TASK INPUTS
/---
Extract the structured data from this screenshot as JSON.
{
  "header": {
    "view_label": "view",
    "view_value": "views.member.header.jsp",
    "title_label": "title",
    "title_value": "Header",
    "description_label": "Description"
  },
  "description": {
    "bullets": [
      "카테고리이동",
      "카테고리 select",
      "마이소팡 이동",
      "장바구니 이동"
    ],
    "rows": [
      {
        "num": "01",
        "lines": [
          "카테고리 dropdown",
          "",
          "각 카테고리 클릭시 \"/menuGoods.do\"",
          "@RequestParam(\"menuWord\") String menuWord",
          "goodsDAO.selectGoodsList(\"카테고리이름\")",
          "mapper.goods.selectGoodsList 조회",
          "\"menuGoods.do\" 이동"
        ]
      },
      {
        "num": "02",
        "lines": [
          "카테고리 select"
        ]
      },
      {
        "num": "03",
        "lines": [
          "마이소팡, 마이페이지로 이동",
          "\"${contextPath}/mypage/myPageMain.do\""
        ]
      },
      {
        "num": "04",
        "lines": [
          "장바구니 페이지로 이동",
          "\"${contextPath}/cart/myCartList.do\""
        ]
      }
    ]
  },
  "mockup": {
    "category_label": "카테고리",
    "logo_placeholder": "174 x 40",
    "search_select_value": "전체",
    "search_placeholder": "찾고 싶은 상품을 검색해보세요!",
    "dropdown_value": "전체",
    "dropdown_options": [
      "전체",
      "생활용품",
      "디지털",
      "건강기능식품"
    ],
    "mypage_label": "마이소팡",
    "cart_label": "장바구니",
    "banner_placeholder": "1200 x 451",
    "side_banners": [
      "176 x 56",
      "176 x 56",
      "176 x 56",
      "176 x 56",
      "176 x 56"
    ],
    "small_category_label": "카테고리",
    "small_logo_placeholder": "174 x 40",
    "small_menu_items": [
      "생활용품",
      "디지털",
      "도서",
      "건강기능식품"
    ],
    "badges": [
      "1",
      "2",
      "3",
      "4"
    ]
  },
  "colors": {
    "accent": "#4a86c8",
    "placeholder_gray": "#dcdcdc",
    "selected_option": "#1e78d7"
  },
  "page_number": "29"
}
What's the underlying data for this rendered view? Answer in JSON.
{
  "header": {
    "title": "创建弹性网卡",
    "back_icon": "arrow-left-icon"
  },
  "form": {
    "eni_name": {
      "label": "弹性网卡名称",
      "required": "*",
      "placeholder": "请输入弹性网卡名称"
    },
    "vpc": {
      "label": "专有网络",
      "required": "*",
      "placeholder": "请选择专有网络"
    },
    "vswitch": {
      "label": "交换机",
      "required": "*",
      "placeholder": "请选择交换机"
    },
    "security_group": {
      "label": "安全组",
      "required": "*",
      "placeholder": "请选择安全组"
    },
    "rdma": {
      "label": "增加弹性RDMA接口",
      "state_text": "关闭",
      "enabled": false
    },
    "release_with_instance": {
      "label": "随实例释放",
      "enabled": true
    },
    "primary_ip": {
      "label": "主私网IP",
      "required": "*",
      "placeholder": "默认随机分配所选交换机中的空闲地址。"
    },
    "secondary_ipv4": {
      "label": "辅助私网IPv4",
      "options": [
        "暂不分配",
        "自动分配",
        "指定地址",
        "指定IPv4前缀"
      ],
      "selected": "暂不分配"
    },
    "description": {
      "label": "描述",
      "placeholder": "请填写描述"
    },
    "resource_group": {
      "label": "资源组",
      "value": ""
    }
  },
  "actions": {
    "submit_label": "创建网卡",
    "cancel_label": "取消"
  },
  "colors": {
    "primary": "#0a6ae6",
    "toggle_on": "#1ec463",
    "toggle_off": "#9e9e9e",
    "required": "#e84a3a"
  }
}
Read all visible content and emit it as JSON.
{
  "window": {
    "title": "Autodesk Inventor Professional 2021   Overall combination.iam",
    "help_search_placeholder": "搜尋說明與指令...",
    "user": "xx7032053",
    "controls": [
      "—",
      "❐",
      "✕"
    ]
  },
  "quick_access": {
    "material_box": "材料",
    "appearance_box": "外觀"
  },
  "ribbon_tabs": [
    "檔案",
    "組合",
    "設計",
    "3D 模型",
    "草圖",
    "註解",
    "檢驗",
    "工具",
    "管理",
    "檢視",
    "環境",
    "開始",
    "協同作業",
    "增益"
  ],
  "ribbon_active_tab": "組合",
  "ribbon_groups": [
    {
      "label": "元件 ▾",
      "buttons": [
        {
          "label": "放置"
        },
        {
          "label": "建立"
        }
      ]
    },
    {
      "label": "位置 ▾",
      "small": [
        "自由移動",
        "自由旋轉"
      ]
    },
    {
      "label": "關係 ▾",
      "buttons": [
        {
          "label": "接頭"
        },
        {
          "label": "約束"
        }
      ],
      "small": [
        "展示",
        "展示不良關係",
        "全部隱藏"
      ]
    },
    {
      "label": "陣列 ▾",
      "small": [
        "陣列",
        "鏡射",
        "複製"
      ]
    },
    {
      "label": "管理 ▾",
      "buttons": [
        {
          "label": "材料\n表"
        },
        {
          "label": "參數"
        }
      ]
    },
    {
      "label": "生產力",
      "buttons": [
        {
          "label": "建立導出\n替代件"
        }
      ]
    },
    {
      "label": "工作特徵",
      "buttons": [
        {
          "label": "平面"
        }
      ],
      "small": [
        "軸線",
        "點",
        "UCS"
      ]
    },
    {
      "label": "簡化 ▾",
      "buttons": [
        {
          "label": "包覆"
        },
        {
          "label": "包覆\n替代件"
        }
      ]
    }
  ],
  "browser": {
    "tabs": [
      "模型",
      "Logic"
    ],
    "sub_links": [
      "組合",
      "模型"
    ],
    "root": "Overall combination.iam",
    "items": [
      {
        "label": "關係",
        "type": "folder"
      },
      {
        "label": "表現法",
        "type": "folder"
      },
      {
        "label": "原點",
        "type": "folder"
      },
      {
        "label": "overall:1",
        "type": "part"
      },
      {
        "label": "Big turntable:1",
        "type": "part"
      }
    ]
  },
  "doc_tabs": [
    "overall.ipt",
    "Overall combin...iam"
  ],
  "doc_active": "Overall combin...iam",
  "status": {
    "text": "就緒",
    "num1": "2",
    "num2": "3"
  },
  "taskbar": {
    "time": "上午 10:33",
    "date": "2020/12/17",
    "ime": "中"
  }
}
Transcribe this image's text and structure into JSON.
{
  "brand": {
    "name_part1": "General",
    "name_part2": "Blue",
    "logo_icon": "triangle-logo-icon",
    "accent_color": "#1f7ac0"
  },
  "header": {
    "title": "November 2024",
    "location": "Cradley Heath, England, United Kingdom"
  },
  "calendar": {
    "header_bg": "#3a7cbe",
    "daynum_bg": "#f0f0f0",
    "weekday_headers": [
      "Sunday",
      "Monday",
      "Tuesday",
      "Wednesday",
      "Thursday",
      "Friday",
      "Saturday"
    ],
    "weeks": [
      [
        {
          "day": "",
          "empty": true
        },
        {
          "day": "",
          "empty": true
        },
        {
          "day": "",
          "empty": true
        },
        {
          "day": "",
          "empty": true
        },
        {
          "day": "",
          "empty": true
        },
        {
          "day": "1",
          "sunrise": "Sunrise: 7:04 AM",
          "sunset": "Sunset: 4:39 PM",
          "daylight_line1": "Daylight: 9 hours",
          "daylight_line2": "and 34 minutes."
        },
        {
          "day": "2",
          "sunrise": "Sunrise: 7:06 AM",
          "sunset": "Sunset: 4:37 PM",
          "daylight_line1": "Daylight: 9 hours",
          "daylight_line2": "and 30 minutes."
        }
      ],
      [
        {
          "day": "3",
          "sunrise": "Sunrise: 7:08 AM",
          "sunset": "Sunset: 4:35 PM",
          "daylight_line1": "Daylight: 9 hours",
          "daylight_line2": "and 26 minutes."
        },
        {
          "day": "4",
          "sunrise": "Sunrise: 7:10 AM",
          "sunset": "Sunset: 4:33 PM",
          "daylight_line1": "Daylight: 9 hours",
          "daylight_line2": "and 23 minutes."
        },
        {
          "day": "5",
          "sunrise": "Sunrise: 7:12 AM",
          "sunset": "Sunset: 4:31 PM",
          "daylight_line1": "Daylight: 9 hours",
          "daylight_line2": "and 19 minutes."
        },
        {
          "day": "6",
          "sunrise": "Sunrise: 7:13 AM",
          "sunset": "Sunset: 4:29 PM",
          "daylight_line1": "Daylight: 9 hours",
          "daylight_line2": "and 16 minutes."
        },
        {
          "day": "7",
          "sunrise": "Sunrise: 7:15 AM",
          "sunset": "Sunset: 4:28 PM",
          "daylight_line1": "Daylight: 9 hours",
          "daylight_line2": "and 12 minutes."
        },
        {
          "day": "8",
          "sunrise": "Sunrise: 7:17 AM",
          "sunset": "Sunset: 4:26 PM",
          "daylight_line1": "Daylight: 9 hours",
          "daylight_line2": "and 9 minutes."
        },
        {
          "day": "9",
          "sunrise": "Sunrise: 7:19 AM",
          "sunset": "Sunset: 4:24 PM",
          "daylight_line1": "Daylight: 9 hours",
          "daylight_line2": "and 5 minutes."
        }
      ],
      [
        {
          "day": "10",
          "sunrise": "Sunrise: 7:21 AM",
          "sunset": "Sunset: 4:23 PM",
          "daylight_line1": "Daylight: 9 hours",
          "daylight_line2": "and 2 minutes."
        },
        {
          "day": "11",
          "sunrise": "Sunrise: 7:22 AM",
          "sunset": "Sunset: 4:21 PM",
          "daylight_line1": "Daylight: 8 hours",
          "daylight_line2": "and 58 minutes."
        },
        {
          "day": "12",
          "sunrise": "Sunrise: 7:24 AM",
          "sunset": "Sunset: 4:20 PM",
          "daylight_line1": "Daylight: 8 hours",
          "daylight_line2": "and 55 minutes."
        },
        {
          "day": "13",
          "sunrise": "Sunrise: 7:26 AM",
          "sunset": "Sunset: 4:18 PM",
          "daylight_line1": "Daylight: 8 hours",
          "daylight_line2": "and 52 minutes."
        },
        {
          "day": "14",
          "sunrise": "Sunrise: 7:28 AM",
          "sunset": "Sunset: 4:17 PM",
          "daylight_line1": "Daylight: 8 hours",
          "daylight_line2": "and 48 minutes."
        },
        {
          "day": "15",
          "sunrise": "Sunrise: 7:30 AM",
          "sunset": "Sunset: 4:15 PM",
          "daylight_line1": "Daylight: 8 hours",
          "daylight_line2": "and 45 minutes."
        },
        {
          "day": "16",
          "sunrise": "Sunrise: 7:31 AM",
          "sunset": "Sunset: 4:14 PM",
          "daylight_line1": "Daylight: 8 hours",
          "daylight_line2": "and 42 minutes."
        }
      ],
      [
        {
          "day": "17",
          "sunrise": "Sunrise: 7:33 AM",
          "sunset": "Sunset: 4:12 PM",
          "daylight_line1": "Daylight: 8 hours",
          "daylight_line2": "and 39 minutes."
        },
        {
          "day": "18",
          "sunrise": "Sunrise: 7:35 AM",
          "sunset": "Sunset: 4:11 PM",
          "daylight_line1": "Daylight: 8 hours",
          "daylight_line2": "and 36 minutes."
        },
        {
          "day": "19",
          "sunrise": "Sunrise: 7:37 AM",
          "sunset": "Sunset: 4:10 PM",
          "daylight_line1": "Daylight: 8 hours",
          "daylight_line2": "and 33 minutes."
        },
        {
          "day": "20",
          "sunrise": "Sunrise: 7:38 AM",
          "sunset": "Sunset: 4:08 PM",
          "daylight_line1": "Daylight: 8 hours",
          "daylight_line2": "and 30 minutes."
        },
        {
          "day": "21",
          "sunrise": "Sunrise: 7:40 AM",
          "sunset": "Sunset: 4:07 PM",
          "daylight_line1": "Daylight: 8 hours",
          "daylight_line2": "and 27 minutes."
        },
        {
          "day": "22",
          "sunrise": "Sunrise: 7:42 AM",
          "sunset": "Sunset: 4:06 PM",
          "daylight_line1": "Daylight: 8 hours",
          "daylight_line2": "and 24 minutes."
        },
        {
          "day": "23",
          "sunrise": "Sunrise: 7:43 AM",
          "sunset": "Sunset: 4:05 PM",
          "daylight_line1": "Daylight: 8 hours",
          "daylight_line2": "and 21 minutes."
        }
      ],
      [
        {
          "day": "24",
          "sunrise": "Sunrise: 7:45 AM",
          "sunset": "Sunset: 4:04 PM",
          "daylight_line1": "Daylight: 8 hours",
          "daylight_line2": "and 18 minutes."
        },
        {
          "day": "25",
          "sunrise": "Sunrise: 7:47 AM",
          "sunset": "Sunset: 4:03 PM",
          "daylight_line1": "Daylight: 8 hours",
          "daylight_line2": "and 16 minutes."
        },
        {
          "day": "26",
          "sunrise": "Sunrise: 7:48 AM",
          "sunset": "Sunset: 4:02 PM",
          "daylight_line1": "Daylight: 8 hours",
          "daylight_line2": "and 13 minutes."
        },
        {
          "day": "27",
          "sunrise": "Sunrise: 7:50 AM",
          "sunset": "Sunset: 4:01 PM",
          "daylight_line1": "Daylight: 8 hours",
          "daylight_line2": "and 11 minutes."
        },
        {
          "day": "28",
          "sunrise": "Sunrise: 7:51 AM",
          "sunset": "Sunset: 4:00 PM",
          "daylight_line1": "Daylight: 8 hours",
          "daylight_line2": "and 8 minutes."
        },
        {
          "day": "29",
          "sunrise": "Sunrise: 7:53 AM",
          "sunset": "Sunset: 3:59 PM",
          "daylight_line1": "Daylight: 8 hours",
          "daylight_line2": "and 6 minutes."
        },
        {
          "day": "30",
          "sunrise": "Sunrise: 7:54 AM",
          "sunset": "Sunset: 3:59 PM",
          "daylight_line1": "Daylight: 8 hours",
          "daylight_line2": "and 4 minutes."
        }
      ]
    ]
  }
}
\---
DIRECTIONS FOR THIS TASK
Search the entries for the word "icon", then list each line that holds it.

ANSWER
    "back_icon": "arrow-left-icon"
    "logo_icon": "triangle-logo-icon",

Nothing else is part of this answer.